Short exercise>
From the entries below, list each line with "this".

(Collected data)
=-=-=
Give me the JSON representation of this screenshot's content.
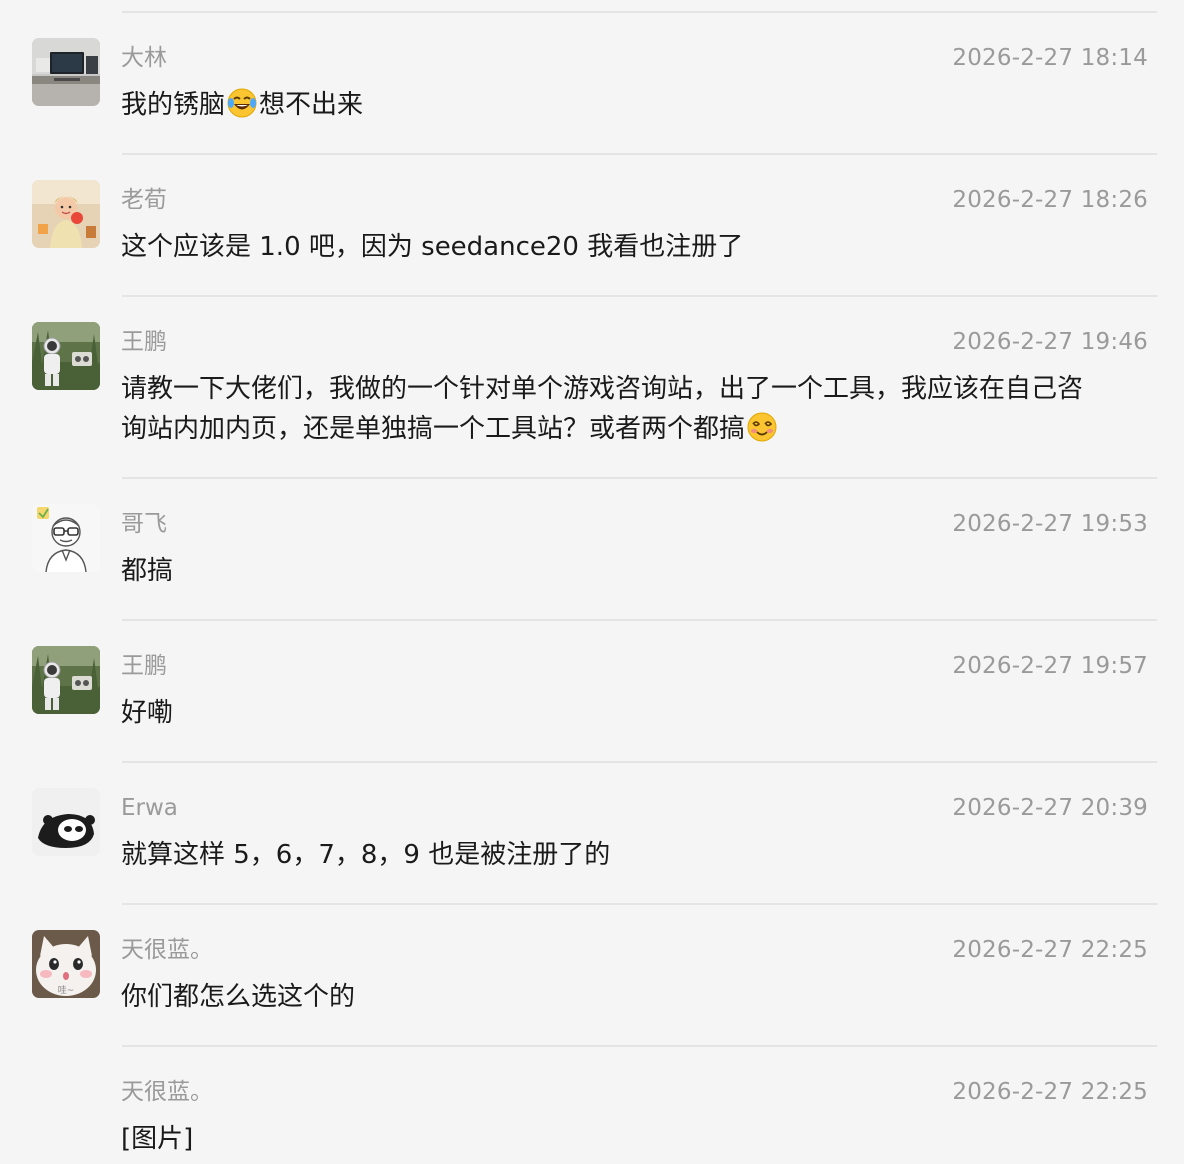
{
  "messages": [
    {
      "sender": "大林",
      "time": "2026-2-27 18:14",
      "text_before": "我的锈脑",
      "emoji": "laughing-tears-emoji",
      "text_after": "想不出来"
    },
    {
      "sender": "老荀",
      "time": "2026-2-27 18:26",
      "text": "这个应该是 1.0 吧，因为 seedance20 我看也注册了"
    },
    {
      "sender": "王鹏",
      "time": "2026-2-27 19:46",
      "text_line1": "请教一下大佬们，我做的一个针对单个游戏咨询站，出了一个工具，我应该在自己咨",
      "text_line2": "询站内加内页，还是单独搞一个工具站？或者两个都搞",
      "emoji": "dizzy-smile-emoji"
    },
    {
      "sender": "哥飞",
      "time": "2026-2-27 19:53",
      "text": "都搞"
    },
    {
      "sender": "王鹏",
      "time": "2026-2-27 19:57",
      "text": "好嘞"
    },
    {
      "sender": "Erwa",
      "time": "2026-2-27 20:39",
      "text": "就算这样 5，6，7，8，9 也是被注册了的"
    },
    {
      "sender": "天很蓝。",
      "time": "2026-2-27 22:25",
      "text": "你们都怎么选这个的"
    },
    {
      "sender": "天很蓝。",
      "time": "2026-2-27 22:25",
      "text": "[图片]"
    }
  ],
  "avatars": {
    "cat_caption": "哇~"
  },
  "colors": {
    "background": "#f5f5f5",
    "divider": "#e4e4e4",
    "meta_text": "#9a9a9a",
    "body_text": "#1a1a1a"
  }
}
=-=-=
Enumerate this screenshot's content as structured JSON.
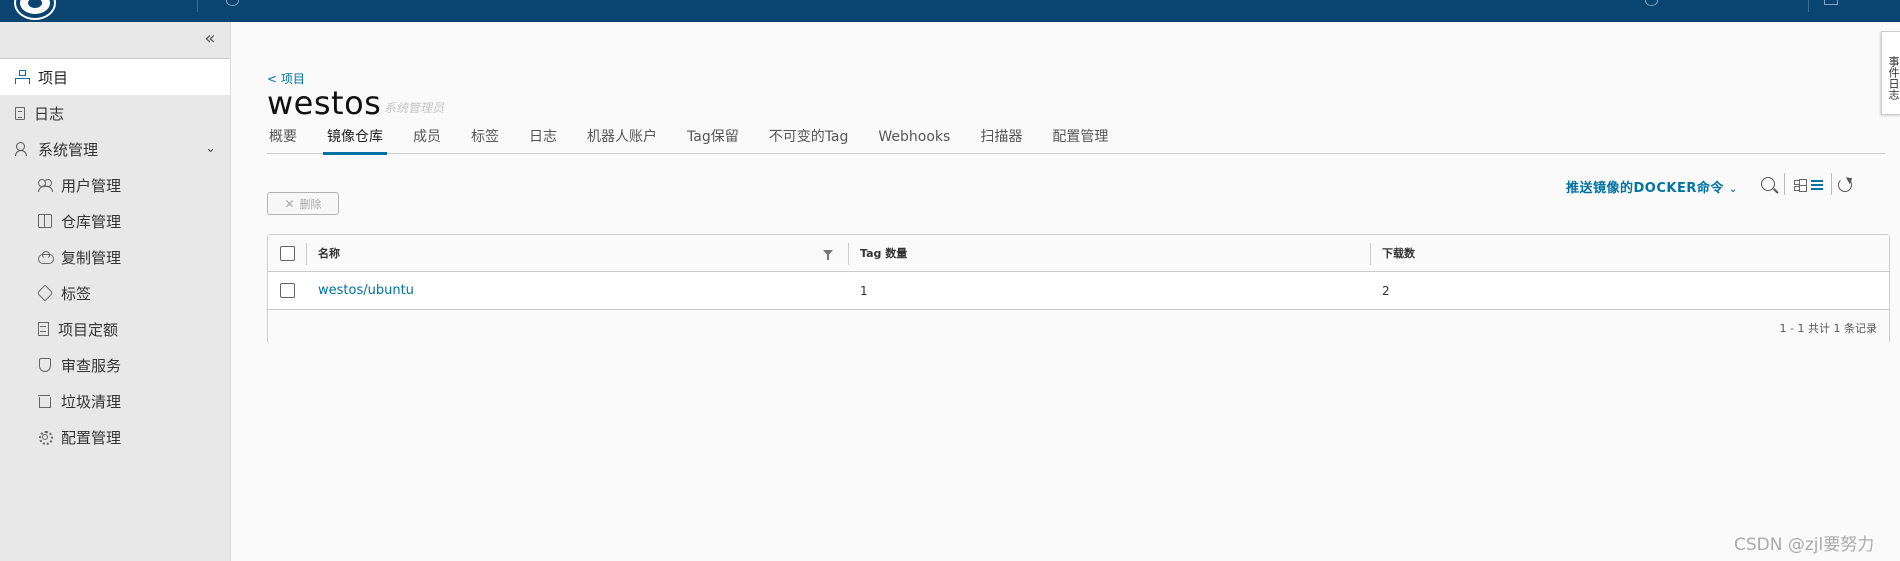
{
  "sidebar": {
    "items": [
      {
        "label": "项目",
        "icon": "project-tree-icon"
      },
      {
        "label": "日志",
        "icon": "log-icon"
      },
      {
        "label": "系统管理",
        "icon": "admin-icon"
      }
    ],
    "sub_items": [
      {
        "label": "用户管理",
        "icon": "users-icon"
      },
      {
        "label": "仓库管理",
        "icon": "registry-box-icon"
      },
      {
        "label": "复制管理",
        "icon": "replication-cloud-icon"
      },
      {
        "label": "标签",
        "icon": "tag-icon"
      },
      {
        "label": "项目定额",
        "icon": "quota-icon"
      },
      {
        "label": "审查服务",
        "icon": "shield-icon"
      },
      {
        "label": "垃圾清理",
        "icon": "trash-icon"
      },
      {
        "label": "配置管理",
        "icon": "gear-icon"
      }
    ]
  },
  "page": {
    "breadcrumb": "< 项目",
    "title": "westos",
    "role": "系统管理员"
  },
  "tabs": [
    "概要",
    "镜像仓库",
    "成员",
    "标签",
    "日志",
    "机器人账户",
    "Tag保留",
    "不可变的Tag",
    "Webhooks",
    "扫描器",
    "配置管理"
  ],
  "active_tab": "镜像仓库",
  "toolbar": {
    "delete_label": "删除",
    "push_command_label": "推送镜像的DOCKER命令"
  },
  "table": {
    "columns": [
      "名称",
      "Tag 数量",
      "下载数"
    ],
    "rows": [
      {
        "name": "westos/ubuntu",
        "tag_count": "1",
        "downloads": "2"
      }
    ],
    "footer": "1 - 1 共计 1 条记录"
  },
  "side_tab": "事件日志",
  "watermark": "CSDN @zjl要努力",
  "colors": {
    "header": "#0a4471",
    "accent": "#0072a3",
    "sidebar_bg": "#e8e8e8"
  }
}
=-=-=
Correct response>
Give me the JSON representation of this screenshot's content.
Enumerate this screenshot's content as structured JSON.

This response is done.